> **Texte source**:
__________
La position dominatrice du fort du Janus au sommet d’une crête, lui donne la possibilité de veiller sur Montgenèvre au nord et sur les sources de la Durance au sud.

Par GDI(2S) Hervé Bizeul, Patrick Lemaitre, Nicolas Izquierdo

Code lieu: 98
Accès à pied 30' de Montgenèvre

« Sous ses vieux murs, on creuse de nouvelles galeries  qui relient dix blocs. Les vieux souterrains sont intégrés partiellement au nouveau projet. Ceux qui n'ont plus d'utilité sont remplis par les rocailles générées par le terrassement. Pendant l'été 1939, après une interruption des travaux, les dernières interventions furent réalisées, telles que les énormes coches de béton coulées."

Sylvie Bigoni dans son ouvrage « Montgenèvre de l’Infernet au Janus »

Le Fort du Janus 

Le nom du fort prend son origine dans la mythologie romaine où le dieu Janus est le dieu à double face.

L’évolution du fort suit les progrès de l’artillerie de la fin du XIX° siècle à 1940.
Les premières constructions d'importance datent de 1883 lorsqu’une route fut construite depuis le Gondran A et qu’une première position de batterie fut réalisée pour 6 pièces d’artillerie orientées au nord vers le col de l’Alpet au pied du Chaberton.

Le fort ne cessera de se perfectionner au gré des progrès de l’artillerie, de la balistique et des munitions.
__________
> **Données fournies**:
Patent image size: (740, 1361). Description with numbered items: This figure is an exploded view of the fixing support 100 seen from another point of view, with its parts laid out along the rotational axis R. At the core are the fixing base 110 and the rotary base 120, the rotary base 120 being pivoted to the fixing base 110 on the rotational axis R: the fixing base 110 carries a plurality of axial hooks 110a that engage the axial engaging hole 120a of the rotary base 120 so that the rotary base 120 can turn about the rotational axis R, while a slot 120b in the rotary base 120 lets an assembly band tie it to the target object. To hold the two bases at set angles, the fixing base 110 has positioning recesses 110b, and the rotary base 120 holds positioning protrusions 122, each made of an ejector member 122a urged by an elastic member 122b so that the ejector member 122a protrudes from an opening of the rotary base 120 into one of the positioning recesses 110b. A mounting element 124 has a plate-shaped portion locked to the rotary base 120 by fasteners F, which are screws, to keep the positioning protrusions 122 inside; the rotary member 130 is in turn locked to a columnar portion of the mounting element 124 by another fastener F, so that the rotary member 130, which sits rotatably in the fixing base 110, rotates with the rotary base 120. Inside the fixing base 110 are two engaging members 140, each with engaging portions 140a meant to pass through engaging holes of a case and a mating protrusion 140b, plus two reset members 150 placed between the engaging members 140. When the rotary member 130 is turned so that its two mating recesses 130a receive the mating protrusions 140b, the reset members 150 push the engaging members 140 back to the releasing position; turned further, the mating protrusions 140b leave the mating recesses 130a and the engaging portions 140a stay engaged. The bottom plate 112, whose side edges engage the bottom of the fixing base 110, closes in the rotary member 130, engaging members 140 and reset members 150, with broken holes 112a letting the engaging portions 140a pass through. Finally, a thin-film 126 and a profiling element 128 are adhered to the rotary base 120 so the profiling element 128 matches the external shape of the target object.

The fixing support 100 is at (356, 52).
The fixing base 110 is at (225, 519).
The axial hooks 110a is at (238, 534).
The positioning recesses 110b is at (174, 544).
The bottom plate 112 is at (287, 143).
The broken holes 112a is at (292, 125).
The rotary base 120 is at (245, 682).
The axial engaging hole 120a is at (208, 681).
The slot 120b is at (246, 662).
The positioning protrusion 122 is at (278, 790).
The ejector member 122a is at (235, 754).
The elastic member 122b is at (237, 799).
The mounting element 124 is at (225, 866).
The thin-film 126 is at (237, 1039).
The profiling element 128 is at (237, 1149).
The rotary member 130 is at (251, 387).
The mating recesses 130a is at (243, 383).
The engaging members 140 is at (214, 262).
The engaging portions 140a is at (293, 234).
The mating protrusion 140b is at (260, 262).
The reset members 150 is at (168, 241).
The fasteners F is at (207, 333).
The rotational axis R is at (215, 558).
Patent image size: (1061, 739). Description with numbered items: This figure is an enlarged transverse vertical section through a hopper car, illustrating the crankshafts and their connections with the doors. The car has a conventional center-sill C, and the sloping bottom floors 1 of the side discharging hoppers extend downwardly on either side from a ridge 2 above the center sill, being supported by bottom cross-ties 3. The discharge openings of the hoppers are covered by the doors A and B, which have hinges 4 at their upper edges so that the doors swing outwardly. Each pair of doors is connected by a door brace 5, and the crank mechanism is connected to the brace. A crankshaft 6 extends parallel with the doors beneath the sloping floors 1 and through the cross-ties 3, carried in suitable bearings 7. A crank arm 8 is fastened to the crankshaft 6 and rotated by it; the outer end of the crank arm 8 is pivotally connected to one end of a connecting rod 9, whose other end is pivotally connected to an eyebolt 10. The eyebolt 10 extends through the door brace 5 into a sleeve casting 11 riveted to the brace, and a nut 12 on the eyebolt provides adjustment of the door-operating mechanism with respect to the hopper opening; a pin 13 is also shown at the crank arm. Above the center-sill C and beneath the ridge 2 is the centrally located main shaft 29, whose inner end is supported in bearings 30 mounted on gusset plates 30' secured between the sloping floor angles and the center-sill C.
__________
> **Énoncé de l'exercice**: Recopiez intégralement le texte consacré au fort du Janus, à l'identique et sans en omettre aucune ligne.

> **Résultat obtenu**:
La position dominatrice du fort du Janus au sommet d’une crête, lui donne la possibilité de veiller sur Montgenèvre au nord et sur les sources de la Durance au sud.

Par GDI(2S) Hervé Bizeul, Patrick Lemaitre, Nicolas Izquierdo

Code lieu: 98
Accès à pied 30' de Montgenèvre

« Sous ses vieux murs, on creuse de nouvelles galeries  qui relient dix blocs. Les vieux souterrains sont intégrés partiellement au nouveau projet. Ceux qui n'ont plus d'utilité sont remplis par les rocailles générées par le terrassement. Pendant l'été 1939, après une interruption des travaux, les dernières interventions furent réalisées, telles que les énormes coches de béton coulées."

Sylvie Bigoni dans son ouvrage « Montgenèvre de l’Infernet au Janus »

Le Fort du Janus 

Le nom du fort prend son origine dans la mythologie romaine où le dieu Janus est le dieu à double face.

L’évolution du fort suit les progrès de l’artillerie de la fin du XIX° siècle à 1940.
Les premières constructions d'importance datent de 1883 lorsqu’une route fut construite depuis le Gondran A et qu’une première position de batterie fut réalisée pour 6 pièces d’artillerie orientées au nord vers le col de l’Alpet au pied du Chaberton.

Le fort ne cessera de se perfectionner au gré des progrès de l’artillerie, de la balistique et des munitions.